WRITTEN PROBLEM — Pick out every line that holds the string "atque" and copy it.

[Start of EXERCISE INPUT]

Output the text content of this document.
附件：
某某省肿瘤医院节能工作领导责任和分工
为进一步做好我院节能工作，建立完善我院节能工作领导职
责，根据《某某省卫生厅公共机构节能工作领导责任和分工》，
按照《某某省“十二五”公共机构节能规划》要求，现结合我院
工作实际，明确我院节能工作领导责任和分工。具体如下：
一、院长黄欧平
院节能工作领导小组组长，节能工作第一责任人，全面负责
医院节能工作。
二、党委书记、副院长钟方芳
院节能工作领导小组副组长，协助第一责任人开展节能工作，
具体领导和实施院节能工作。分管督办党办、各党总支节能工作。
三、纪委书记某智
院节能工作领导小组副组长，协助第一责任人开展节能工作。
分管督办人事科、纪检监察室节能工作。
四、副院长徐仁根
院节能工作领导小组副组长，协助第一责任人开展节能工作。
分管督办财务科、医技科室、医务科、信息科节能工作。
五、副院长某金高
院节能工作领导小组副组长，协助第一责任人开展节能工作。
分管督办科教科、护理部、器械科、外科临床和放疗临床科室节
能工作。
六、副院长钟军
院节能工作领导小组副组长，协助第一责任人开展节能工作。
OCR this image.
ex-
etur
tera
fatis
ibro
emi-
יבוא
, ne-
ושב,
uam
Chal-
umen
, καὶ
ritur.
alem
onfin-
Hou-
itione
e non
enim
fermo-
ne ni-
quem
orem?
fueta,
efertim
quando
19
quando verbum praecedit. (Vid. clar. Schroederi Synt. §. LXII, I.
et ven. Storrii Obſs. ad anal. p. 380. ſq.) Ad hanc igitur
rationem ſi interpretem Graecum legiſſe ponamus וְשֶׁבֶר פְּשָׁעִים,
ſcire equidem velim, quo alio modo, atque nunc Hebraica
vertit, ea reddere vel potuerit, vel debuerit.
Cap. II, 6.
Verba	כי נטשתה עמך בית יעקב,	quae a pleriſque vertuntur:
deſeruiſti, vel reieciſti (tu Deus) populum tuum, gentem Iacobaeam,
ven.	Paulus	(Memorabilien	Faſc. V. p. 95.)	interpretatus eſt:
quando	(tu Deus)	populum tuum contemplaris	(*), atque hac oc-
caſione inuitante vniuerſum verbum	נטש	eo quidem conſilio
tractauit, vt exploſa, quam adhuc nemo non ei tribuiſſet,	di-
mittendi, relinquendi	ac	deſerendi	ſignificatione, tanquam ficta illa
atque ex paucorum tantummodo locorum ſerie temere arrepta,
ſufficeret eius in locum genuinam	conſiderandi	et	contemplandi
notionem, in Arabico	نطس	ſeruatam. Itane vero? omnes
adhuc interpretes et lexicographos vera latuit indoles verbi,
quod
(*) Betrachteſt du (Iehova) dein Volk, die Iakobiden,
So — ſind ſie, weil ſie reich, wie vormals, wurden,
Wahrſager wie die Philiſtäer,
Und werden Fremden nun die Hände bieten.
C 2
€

[End of EXERCISE INPUT]

REPLY TO THE TASK —
ſcire equidem velim, quo alio modo, atque nunc Hebraica
quando	(tu Deus)	populum tuum contemplaris	(*), atque hac oc-
atque ex paucorum tantummodo locorum ſerie temere arrepta,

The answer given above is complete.